§ **SHORT TASK**
Retype each entry below exactly as it stands.

▼

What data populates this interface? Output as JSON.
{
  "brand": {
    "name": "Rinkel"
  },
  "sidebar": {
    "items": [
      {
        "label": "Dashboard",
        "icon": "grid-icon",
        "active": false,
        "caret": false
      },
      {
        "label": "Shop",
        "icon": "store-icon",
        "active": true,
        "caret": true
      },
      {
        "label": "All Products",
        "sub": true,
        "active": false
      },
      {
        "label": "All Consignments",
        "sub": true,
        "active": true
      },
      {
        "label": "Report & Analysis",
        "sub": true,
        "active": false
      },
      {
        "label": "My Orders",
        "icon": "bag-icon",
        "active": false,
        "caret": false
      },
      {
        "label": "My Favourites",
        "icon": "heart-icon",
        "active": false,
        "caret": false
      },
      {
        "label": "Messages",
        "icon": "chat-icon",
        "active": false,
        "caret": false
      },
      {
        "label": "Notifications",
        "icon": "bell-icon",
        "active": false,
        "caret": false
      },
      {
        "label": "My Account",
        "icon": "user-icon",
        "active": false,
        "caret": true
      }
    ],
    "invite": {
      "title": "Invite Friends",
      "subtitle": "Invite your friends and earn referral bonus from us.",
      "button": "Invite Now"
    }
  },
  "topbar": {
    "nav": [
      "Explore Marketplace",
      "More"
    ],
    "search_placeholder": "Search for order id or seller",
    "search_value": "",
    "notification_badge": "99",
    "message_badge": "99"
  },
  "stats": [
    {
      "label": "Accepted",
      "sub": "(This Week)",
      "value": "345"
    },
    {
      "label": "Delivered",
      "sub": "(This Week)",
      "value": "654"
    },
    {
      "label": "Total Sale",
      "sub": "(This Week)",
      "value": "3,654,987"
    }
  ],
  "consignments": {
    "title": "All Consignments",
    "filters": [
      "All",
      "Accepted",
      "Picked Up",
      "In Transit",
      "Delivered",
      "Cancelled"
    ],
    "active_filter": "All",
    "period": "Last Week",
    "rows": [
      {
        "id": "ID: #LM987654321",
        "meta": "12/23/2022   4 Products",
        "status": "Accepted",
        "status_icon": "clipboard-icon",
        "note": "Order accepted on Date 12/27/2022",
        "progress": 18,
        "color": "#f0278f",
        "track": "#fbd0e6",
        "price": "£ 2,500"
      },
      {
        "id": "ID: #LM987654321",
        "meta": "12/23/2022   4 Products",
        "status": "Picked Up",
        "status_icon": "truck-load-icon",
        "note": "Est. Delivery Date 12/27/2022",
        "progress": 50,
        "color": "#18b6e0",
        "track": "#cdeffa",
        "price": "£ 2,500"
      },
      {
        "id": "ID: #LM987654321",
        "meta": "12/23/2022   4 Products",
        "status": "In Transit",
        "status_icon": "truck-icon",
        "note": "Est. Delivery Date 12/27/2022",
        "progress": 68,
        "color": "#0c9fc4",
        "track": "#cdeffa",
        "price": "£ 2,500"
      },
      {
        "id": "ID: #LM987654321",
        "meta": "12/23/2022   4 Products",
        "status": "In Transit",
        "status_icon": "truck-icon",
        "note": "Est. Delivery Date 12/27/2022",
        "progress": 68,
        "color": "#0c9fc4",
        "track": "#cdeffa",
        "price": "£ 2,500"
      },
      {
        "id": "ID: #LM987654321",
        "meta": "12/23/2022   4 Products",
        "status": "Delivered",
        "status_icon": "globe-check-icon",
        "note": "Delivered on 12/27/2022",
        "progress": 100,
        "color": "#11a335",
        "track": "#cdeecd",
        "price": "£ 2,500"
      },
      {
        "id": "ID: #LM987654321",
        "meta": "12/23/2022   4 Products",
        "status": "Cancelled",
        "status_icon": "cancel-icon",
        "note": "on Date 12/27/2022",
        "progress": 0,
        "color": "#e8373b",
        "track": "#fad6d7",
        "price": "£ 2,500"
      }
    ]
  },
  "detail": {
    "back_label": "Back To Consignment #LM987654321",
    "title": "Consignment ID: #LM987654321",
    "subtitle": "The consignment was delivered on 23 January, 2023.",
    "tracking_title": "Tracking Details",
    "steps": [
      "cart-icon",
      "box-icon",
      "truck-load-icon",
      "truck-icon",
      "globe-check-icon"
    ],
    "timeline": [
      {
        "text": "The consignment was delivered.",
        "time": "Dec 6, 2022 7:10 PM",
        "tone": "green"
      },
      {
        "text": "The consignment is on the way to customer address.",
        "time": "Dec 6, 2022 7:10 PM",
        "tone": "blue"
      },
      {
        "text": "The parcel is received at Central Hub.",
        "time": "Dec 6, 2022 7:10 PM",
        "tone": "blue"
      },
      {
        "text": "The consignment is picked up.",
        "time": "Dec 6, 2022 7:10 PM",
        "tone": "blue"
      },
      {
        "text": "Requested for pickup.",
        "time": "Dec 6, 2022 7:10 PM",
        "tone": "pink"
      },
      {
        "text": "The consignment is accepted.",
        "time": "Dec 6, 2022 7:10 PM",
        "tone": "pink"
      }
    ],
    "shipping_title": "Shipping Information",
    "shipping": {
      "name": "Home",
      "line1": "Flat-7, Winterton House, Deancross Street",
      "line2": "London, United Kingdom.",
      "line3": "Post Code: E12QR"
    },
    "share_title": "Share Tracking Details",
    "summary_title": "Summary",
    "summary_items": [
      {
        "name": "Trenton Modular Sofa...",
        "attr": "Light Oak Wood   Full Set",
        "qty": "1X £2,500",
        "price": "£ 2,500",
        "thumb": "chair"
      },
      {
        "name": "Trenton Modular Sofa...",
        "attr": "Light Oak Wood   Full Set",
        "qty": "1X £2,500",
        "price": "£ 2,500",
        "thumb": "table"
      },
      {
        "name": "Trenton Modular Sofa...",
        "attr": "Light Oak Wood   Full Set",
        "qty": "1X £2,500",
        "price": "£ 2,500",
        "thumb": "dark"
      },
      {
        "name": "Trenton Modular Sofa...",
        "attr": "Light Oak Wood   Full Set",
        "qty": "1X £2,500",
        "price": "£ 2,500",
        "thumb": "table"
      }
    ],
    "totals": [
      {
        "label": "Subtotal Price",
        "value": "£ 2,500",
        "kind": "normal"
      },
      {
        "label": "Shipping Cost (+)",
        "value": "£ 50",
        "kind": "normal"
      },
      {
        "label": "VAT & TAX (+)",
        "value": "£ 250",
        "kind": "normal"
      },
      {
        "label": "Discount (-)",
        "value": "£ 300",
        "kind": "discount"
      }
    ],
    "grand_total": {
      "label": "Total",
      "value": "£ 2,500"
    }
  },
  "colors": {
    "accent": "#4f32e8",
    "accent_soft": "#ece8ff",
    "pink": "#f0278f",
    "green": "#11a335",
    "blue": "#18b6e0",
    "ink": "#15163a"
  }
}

▲

§ **ANSWER FOR THE TASK**
What data populates this interface? Output as JSON.
{
  "brand": {
    "name": "Rinkel"
  },
  "sidebar": {
    "items": [
      {
        "label": "Dashboard",
        "icon": "grid-icon",
        "active": false,
        "caret": false
      },
      {
        "label": "Shop",
        "icon": "store-icon",
        "active": true,
        "caret": true
      },
      {
        "label": "All Products",
        "sub": true,
        "active": false
      },
      {
        "label": "All Consignments",
        "sub": true,
        "active": true
      },
      {
        "label": "Report & Analysis",
        "sub": true,
        "active": false
      },
      {
        "label": "My Orders",
        "icon": "bag-icon",
        "active": false,
        "caret": false
      },
      {
        "label": "My Favourites",
        "icon": "heart-icon",
        "active": false,
        "caret": false
      },
      {
        "label": "Messages",
        "icon": "chat-icon",
        "active": false,
        "caret": false
      },
      {
        "label": "Notifications",
        "icon": "bell-icon",
        "active": false,
        "caret": false
      },
      {
        "label": "My Account",
        "icon": "user-icon",
        "active": false,
        "caret": true
      }
    ],
    "invite": {
      "title": "Invite Friends",
      "subtitle": "Invite your friends and earn referral bonus from us.",
      "button": "Invite Now"
    }
  },
  "topbar": {
    "nav": [
      "Explore Marketplace",
      "More"
    ],
    "search_placeholder": "Search for order id or seller",
    "search_value": "",
    "notification_badge": "99",
    "message_badge": "99"
  },
  "stats": [
    {
      "label": "Accepted",
      "sub": "(This Week)",
      "value": "345"
    },
    {
      "label": "Delivered",
      "sub": "(This Week)",
      "value": "654"
    },
    {
      "label": "Total Sale",
      "sub": "(This Week)",
      "value": "3,654,987"
    }
  ],
  "consignments": {
    "title": "All Consignments",
    "filters": [
      "All",
      "Accepted",
      "Picked Up",
      "In Transit",
      "Delivered",
      "Cancelled"
    ],
    "active_filter": "All",
    "period": "Last Week",
    "rows": [
      {
        "id": "ID: #LM987654321",
        "meta": "12/23/2022   4 Products",
        "status": "Accepted",
        "status_icon": "clipboard-icon",
        "note": "Order accepted on Date 12/27/2022",
        "progress": 18,
        "color": "#f0278f",
        "track": "#fbd0e6",
        "price": "£ 2,500"
      },
      {
        "id": "ID: #LM987654321",
        "meta": "12/23/2022   4 Products",
        "status": "Picked Up",
        "status_icon": "truck-load-icon",
        "note": "Est. Delivery Date 12/27/2022",
        "progress": 50,
        "color": "#18b6e0",
        "track": "#cdeffa",
        "price": "£ 2,500"
      },
      {
        "id": "ID: #LM987654321",
        "meta": "12/23/2022   4 Products",
        "status": "In Transit",
        "status_icon": "truck-icon",
        "note": "Est. Delivery Date 12/27/2022",
        "progress": 68,
        "color": "#0c9fc4",
        "track": "#cdeffa",
        "price": "£ 2,500"
      },
      {
        "id": "ID: #LM987654321",
        "meta": "12/23/2022   4 Products",
        "status": "In Transit",
        "status_icon": "truck-icon",
        "note": "Est. Delivery Date 12/27/2022",
        "progress": 68,
        "color": "#0c9fc4",
        "track": "#cdeffa",
        "price": "£ 2,500"
      },
      {
        "id": "ID: #LM987654321",
        "meta": "12/23/2022   4 Products",
        "status": "Delivered",
        "status_icon": "globe-check-icon",
        "note": "Delivered on 12/27/2022",
        "progress": 100,
        "color": "#11a335",
        "track": "#cdeecd",
        "price": "£ 2,500"
      },
      {
        "id": "ID: #LM987654321",
        "meta": "12/23/2022   4 Products",
        "status": "Cancelled",
        "status_icon": "cancel-icon",
        "note": "on Date 12/27/2022",
        "progress": 0,
        "color": "#e8373b",
        "track": "#fad6d7",
        "price": "£ 2,500"
      }
    ]
  },
  "detail": {
    "back_label": "Back To Consignment #LM987654321",
    "title": "Consignment ID: #LM987654321",
    "subtitle": "The consignment was delivered on 23 January, 2023.",
    "tracking_title": "Tracking Details",
    "steps": [
      "cart-icon",
      "box-icon",
      "truck-load-icon",
      "truck-icon",
      "globe-check-icon"
    ],
    "timeline": [
      {
        "text": "The consignment was delivered.",
        "time": "Dec 6, 2022 7:10 PM",
        "tone": "green"
      },
      {
        "text": "The consignment is on the way to customer address.",
        "time": "Dec 6, 2022 7:10 PM",
        "tone": "blue"
      },
      {
        "text": "The parcel is received at Central Hub.",
        "time": "Dec 6, 2022 7:10 PM",
        "tone": "blue"
      },
      {
        "text": "The consignment is picked up.",
        "time": "Dec 6, 2022 7:10 PM",
        "tone": "blue"
      },
      {
        "text": "Requested for pickup.",
        "time": "Dec 6, 2022 7:10 PM",
        "tone": "pink"
      },
      {
        "text": "The consignment is accepted.",
        "time": "Dec 6, 2022 7:10 PM",
        "tone": "pink"
      }
    ],
    "shipping_title": "Shipping Information",
    "shipping": {
      "name": "Home",
      "line1": "Flat-7, Winterton House, Deancross Street",
      "line2": "London, United Kingdom.",
      "line3": "Post Code: E12QR"
    },
    "share_title": "Share Tracking Details",
    "summary_title": "Summary",
    "summary_items": [
      {
        "name": "Trenton Modular Sofa...",
        "attr": "Light Oak Wood   Full Set",
        "qty": "1X £2,500",
        "price": "£ 2,500",
        "thumb": "chair"
      },
      {
        "name": "Trenton Modular Sofa...",
        "attr": "Light Oak Wood   Full Set",
        "qty": "1X £2,500",
        "price": "£ 2,500",
        "thumb": "table"
      },
      {
        "name": "Trenton Modular Sofa...",
        "attr": "Light Oak Wood   Full Set",
        "qty": "1X £2,500",
        "price": "£ 2,500",
        "thumb": "dark"
      },
      {
        "name": "Trenton Modular Sofa...",
        "attr": "Light Oak Wood   Full Set",
        "qty": "1X £2,500",
        "price": "£ 2,500",
        "thumb": "table"
      }
    ],
    "totals": [
      {
        "label": "Subtotal Price",
        "value": "£ 2,500",
        "kind": "normal"
      },
      {
        "label": "Shipping Cost (+)",
        "value": "£ 50",
        "kind": "normal"
      },
      {
        "label": "VAT & TAX (+)",
        "value": "£ 250",
        "kind": "normal"
      },
      {
        "label": "Discount (-)",
        "value": "£ 300",
        "kind": "discount"
      }
    ],
    "grand_total": {
      "label": "Total",
      "value": "£ 2,500"
    }
  },
  "colors": {
    "accent": "#4f32e8",
    "accent_soft": "#ece8ff",
    "pink": "#f0278f",
    "green": "#11a335",
    "blue": "#18b6e0",
    "ink": "#15163a"
  }
}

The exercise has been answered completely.